(Dataset entries on figures)
----------
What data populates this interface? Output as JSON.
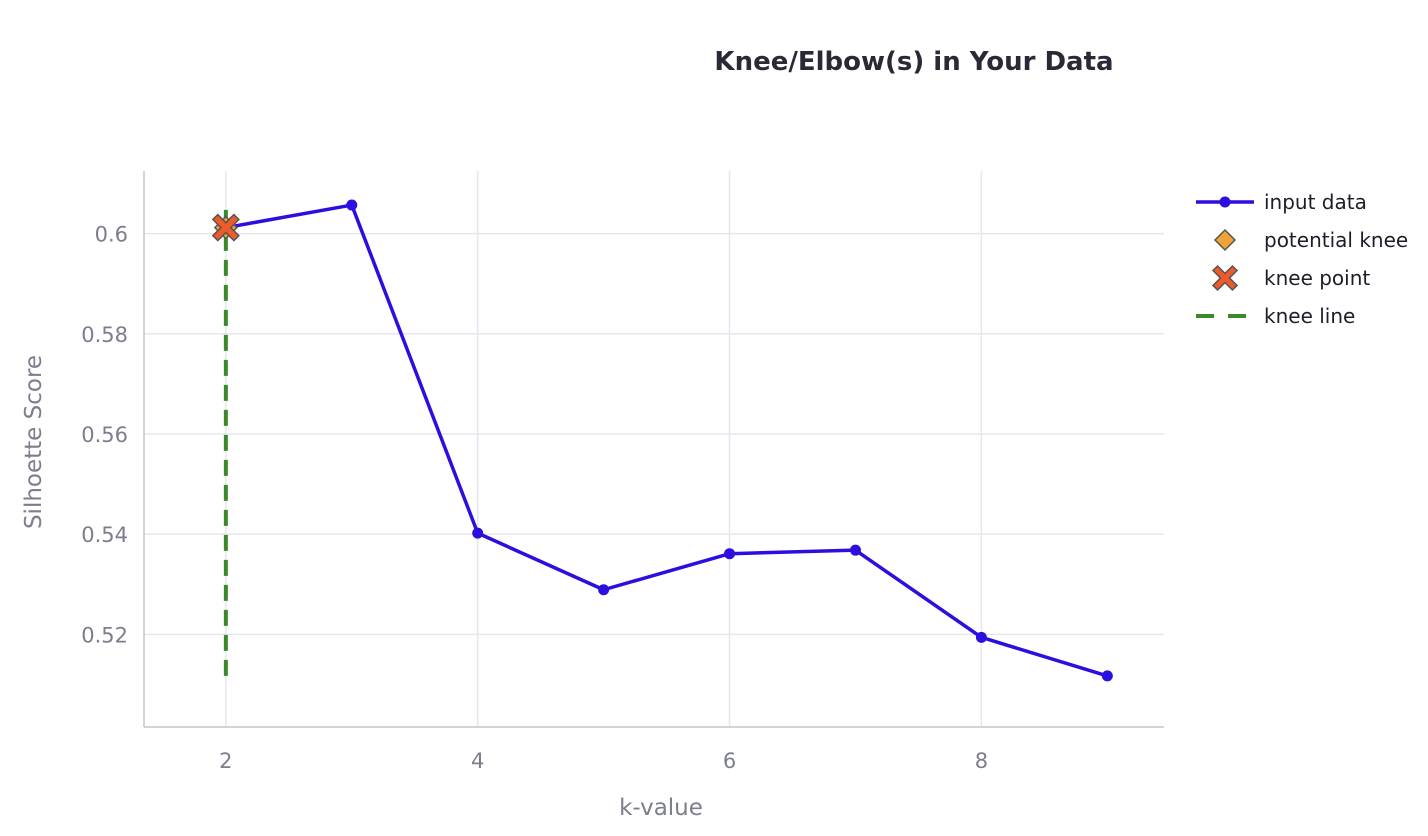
{
  "chart_data": {
    "type": "line",
    "title": "Knee/Elbow(s) in Your Data",
    "xlabel": "k-value",
    "ylabel": "Silhoette Score",
    "xlim": [
      1.35,
      9.45
    ],
    "ylim": [
      0.5015,
      0.6125
    ],
    "x_ticks": [
      2,
      4,
      6,
      8
    ],
    "y_ticks": [
      0.52,
      0.54,
      0.56,
      0.58,
      0.6
    ],
    "x_tick_labels": [
      "2",
      "4",
      "6",
      "8"
    ],
    "y_tick_labels": [
      "0.52",
      "0.54",
      "0.56",
      "0.58",
      "0.6"
    ],
    "grid": true,
    "legend_position": "right",
    "series": [
      {
        "name": "input data",
        "kind": "line+markers",
        "color": "#2b0fe0",
        "x": [
          2,
          3,
          4,
          5,
          6,
          7,
          8,
          9
        ],
        "y": [
          0.6012,
          0.6057,
          0.5402,
          0.5289,
          0.5361,
          0.5368,
          0.5194,
          0.5117
        ]
      },
      {
        "name": "potential knee",
        "kind": "marker-diamond",
        "color": "#f0a23a",
        "x": [
          2
        ],
        "y": [
          0.6012
        ]
      },
      {
        "name": "knee point",
        "kind": "marker-x",
        "color": "#ee5a28",
        "x": [
          2
        ],
        "y": [
          0.6012
        ]
      },
      {
        "name": "knee line",
        "kind": "dashed-line",
        "color": "#3a8a2a",
        "x": [
          2,
          2
        ],
        "y": [
          0.5117,
          0.6057
        ]
      }
    ]
  }
}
----------
### [STATED GOAL]
Reproduce every line of the material precisely, omitting its pictures.

### [RESULT OF THIS TASK]
What data populates this interface? Output as JSON.
{
  "chart_data": {
    "type": "line",
    "title": "Knee/Elbow(s) in Your Data",
    "xlabel": "k-value",
    "ylabel": "Silhoette Score",
    "xlim": [
      1.35,
      9.45
    ],
    "ylim": [
      0.5015,
      0.6125
    ],
    "x_ticks": [
      2,
      4,
      6,
      8
    ],
    "y_ticks": [
      0.52,
      0.54,
      0.56,
      0.58,
      0.6
    ],
    "x_tick_labels": [
      "2",
      "4",
      "6",
      "8"
    ],
    "y_tick_labels": [
      "0.52",
      "0.54",
      "0.56",
      "0.58",
      "0.6"
    ],
    "grid": true,
    "legend_position": "right",
    "series": [
      {
        "name": "input data",
        "kind": "line+markers",
        "color": "#2b0fe0",
        "x": [
          2,
          3,
          4,
          5,
          6,
          7,
          8,
          9
        ],
        "y": [
          0.6012,
          0.6057,
          0.5402,
          0.5289,
          0.5361,
          0.5368,
          0.5194,
          0.5117
        ]
      },
      {
        "name": "potential knee",
        "kind": "marker-diamond",
        "color": "#f0a23a",
        "x": [
          2
        ],
        "y": [
          0.6012
        ]
      },
      {
        "name": "knee point",
        "kind": "marker-x",
        "color": "#ee5a28",
        "x": [
          2
        ],
        "y": [
          0.6012
        ]
      },
      {
        "name": "knee line",
        "kind": "dashed-line",
        "color": "#3a8a2a",
        "x": [
          2,
          2
        ],
        "y": [
          0.5117,
          0.6057
        ]
      }
    ]
  }
}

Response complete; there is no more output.